==== Exercise inputs

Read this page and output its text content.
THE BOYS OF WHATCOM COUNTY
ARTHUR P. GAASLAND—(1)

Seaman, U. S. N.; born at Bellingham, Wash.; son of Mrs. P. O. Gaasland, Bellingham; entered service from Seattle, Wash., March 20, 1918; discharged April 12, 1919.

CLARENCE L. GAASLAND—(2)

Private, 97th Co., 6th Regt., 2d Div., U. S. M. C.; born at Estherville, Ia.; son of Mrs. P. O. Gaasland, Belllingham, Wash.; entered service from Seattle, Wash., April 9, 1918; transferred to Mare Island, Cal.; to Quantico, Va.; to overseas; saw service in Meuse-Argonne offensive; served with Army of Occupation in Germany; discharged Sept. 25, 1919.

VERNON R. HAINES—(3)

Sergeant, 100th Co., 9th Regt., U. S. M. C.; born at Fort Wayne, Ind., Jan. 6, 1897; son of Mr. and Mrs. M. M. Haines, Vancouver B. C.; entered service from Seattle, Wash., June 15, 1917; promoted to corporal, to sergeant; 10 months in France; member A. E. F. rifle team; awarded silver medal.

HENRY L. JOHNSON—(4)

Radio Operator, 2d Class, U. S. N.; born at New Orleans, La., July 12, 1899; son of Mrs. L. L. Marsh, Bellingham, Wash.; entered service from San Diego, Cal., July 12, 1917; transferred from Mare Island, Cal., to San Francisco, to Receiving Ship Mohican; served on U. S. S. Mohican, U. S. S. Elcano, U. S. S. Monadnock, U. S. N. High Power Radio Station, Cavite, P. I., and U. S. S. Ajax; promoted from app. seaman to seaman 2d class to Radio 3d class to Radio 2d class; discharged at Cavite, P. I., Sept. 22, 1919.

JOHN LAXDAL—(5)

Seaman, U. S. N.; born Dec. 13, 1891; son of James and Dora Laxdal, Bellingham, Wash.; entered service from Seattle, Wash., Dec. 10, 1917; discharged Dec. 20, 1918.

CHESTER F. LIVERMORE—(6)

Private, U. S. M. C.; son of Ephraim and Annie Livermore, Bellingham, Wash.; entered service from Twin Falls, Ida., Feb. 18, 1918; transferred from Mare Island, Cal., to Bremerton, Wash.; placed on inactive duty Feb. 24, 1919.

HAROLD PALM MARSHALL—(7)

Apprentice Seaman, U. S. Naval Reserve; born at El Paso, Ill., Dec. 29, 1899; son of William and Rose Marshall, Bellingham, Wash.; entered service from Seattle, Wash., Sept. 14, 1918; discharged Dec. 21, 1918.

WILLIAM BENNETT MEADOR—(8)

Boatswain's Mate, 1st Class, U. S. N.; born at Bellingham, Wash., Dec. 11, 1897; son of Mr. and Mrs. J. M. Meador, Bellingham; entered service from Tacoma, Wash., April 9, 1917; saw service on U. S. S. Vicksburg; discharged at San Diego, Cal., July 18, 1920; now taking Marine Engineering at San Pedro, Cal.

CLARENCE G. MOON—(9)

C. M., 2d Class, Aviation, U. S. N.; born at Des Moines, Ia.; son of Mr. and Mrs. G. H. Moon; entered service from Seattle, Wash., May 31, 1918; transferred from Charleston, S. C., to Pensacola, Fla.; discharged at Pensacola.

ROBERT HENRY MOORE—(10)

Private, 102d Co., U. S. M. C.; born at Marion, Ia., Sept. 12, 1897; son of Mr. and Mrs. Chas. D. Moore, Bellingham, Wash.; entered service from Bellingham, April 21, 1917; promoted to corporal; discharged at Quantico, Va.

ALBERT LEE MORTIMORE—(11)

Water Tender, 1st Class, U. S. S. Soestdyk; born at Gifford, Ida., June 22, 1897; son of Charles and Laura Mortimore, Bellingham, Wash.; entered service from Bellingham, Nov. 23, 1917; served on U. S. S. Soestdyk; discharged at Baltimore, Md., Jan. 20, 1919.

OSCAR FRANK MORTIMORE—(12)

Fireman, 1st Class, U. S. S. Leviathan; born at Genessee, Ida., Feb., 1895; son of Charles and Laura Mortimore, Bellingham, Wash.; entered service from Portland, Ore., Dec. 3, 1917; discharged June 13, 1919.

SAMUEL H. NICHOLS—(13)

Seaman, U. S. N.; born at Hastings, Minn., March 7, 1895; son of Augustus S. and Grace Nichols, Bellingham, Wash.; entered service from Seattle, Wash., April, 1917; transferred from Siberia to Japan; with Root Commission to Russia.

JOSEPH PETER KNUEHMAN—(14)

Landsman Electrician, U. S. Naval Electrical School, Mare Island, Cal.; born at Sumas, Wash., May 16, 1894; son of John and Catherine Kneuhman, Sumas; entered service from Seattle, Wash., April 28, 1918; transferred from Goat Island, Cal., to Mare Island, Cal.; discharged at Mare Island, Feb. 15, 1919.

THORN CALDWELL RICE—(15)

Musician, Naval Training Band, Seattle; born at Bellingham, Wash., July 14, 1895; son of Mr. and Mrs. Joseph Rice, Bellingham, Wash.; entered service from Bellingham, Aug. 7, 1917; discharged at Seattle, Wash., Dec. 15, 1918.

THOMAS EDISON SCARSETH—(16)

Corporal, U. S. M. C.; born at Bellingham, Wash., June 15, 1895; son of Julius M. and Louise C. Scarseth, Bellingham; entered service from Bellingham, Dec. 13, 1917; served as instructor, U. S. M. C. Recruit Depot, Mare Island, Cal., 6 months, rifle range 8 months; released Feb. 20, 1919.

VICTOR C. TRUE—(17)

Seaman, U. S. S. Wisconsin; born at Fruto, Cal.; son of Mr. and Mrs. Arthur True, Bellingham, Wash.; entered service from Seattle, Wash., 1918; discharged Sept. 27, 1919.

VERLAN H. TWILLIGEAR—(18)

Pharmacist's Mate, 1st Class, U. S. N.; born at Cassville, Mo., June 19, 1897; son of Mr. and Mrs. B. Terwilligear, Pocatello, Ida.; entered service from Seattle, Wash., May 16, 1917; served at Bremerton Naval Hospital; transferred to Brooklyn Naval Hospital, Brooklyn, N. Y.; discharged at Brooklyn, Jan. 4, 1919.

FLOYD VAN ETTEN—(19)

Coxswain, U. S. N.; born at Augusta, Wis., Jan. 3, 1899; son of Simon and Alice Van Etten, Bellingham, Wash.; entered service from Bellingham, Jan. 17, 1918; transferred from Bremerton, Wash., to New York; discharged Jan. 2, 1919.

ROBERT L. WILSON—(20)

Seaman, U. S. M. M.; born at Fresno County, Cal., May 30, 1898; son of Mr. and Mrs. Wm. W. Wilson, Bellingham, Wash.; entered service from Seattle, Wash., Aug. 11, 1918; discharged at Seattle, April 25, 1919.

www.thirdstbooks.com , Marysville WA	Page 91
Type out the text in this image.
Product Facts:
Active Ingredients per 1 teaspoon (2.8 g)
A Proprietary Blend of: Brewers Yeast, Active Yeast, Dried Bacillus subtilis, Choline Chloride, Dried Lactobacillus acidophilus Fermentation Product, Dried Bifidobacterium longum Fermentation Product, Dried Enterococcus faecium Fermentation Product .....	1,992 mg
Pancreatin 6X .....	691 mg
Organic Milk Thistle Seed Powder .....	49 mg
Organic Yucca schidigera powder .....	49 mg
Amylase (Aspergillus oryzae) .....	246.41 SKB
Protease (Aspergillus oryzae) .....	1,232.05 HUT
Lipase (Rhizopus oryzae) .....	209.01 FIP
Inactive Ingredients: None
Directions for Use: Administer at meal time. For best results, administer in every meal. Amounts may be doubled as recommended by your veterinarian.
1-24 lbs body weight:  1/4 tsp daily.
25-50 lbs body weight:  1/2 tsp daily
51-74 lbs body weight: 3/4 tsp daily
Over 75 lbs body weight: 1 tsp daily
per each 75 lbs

========

**Task statement**: Please reproduce the material in its entirety, exactly as it stands.

**Reply to the exercise**:
Read this page and output its text content.
THE BOYS OF WHATCOM COUNTY
ARTHUR P. GAASLAND—(1)

Seaman, U. S. N.; born at Bellingham, Wash.; son of Mrs. P. O. Gaasland, Bellingham; entered service from Seattle, Wash., March 20, 1918; discharged April 12, 1919.

CLARENCE L. GAASLAND—(2)

Private, 97th Co., 6th Regt., 2d Div., U. S. M. C.; born at Estherville, Ia.; son of Mrs. P. O. Gaasland, Belllingham, Wash.; entered service from Seattle, Wash., April 9, 1918; transferred to Mare Island, Cal.; to Quantico, Va.; to overseas; saw service in Meuse-Argonne offensive; served with Army of Occupation in Germany; discharged Sept. 25, 1919.

VERNON R. HAINES—(3)

Sergeant, 100th Co., 9th Regt., U. S. M. C.; born at Fort Wayne, Ind., Jan. 6, 1897; son of Mr. and Mrs. M. M. Haines, Vancouver B. C.; entered service from Seattle, Wash., June 15, 1917; promoted to corporal, to sergeant; 10 months in France; member A. E. F. rifle team; awarded silver medal.

HENRY L. JOHNSON—(4)

Radio Operator, 2d Class, U. S. N.; born at New Orleans, La., July 12, 1899; son of Mrs. L. L. Marsh, Bellingham, Wash.; entered service from San Diego, Cal., July 12, 1917; transferred from Mare Island, Cal., to San Francisco, to Receiving Ship Mohican; served on U. S. S. Mohican, U. S. S. Elcano, U. S. S. Monadnock, U. S. N. High Power Radio Station, Cavite, P. I., and U. S. S. Ajax; promoted from app. seaman to seaman 2d class to Radio 3d class to Radio 2d class; discharged at Cavite, P. I., Sept. 22, 1919.

JOHN LAXDAL—(5)

Seaman, U. S. N.; born Dec. 13, 1891; son of James and Dora Laxdal, Bellingham, Wash.; entered service from Seattle, Wash., Dec. 10, 1917; discharged Dec. 20, 1918.

CHESTER F. LIVERMORE—(6)

Private, U. S. M. C.; son of Ephraim and Annie Livermore, Bellingham, Wash.; entered service from Twin Falls, Ida., Feb. 18, 1918; transferred from Mare Island, Cal., to Bremerton, Wash.; placed on inactive duty Feb. 24, 1919.

HAROLD PALM MARSHALL—(7)

Apprentice Seaman, U. S. Naval Reserve; born at El Paso, Ill., Dec. 29, 1899; son of William and Rose Marshall, Bellingham, Wash.; entered service from Seattle, Wash., Sept. 14, 1918; discharged Dec. 21, 1918.

WILLIAM BENNETT MEADOR—(8)

Boatswain's Mate, 1st Class, U. S. N.; born at Bellingham, Wash., Dec. 11, 1897; son of Mr. and Mrs. J. M. Meador, Bellingham; entered service from Tacoma, Wash., April 9, 1917; saw service on U. S. S. Vicksburg; discharged at San Diego, Cal., July 18, 1920; now taking Marine Engineering at San Pedro, Cal.

CLARENCE G. MOON—(9)

C. M., 2d Class, Aviation, U. S. N.; born at Des Moines, Ia.; son of Mr. and Mrs. G. H. Moon; entered service from Seattle, Wash., May 31, 1918; transferred from Charleston, S. C., to Pensacola, Fla.; discharged at Pensacola.

ROBERT HENRY MOORE—(10)

Private, 102d Co., U. S. M. C.; born at Marion, Ia., Sept. 12, 1897; son of Mr. and Mrs. Chas. D. Moore, Bellingham, Wash.; entered service from Bellingham, April 21, 1917; promoted to corporal; discharged at Quantico, Va.

ALBERT LEE MORTIMORE—(11)

Water Tender, 1st Class, U. S. S. Soestdyk; born at Gifford, Ida., June 22, 1897; son of Charles and Laura Mortimore, Bellingham, Wash.; entered service from Bellingham, Nov. 23, 1917; served on U. S. S. Soestdyk; discharged at Baltimore, Md., Jan. 20, 1919.

OSCAR FRANK MORTIMORE—(12)

Fireman, 1st Class, U. S. S. Leviathan; born at Genessee, Ida., Feb., 1895; son of Charles and Laura Mortimore, Bellingham, Wash.; entered service from Portland, Ore., Dec. 3, 1917; discharged June 13, 1919.

SAMUEL H. NICHOLS—(13)

Seaman, U. S. N.; born at Hastings, Minn., March 7, 1895; son of Augustus S. and Grace Nichols, Bellingham, Wash.; entered service from Seattle, Wash., April, 1917; transferred from Siberia to Japan; with Root Commission to Russia.

JOSEPH PETER KNUEHMAN—(14)

Landsman Electrician, U. S. Naval Electrical School, Mare Island, Cal.; born at Sumas, Wash., May 16, 1894; son of John and Catherine Kneuhman, Sumas; entered service from Seattle, Wash., April 28, 1918; transferred from Goat Island, Cal., to Mare Island, Cal.; discharged at Mare Island, Feb. 15, 1919.

THORN CALDWELL RICE—(15)

Musician, Naval Training Band, Seattle; born at Bellingham, Wash., July 14, 1895; son of Mr. and Mrs. Joseph Rice, Bellingham, Wash.; entered service from Bellingham, Aug. 7, 1917; discharged at Seattle, Wash., Dec. 15, 1918.

THOMAS EDISON SCARSETH—(16)

Corporal, U. S. M. C.; born at Bellingham, Wash., June 15, 1895; son of Julius M. and Louise C. Scarseth, Bellingham; entered service from Bellingham, Dec. 13, 1917; served as instructor, U. S. M. C. Recruit Depot, Mare Island, Cal., 6 months, rifle range 8 months; released Feb. 20, 1919.

VICTOR C. TRUE—(17)

Seaman, U. S. S. Wisconsin; born at Fruto, Cal.; son of Mr. and Mrs. Arthur True, Bellingham, Wash.; entered service from Seattle, Wash., 1918; discharged Sept. 27, 1919.

VERLAN H. TWILLIGEAR—(18)

Pharmacist's Mate, 1st Class, U. S. N.; born at Cassville, Mo., June 19, 1897; son of Mr. and Mrs. B. Terwilligear, Pocatello, Ida.; entered service from Seattle, Wash., May 16, 1917; served at Bremerton Naval Hospital; transferred to Brooklyn Naval Hospital, Brooklyn, N. Y.; discharged at Brooklyn, Jan. 4, 1919.

FLOYD VAN ETTEN—(19)

Coxswain, U. S. N.; born at Augusta, Wis., Jan. 3, 1899; son of Simon and Alice Van Etten, Bellingham, Wash.; entered service from Bellingham, Jan. 17, 1918; transferred from Bremerton, Wash., to New York; discharged Jan. 2, 1919.

ROBERT L. WILSON—(20)

Seaman, U. S. M. M.; born at Fresno County, Cal., May 30, 1898; son of Mr. and Mrs. Wm. W. Wilson, Bellingham, Wash.; entered service from Seattle, Wash., Aug. 11, 1918; discharged at Seattle, April 25, 1919.

www.thirdstbooks.com , Marysville WA	Page 91
Type out the text in this image.
Product Facts:
Active Ingredients per 1 teaspoon (2.8 g)
A Proprietary Blend of: Brewers Yeast, Active Yeast, Dried Bacillus subtilis, Choline Chloride, Dried Lactobacillus acidophilus Fermentation Product, Dried Bifidobacterium longum Fermentation Product, Dried Enterococcus faecium Fermentation Product .....	1,992 mg
Pancreatin 6X .....	691 mg
Organic Milk Thistle Seed Powder .....	49 mg
Organic Yucca schidigera powder .....	49 mg
Amylase (Aspergillus oryzae) .....	246.41 SKB
Protease (Aspergillus oryzae) .....	1,232.05 HUT
Lipase (Rhizopus oryzae) .....	209.01 FIP
Inactive Ingredients: None
Directions for Use: Administer at meal time. For best results, administer in every meal. Amounts may be doubled as recommended by your veterinarian.
1-24 lbs body weight:  1/4 tsp daily.
25-50 lbs body weight:  1/2 tsp daily
51-74 lbs body weight: 3/4 tsp daily
Over 75 lbs body weight: 1 tsp daily
per each 75 lbs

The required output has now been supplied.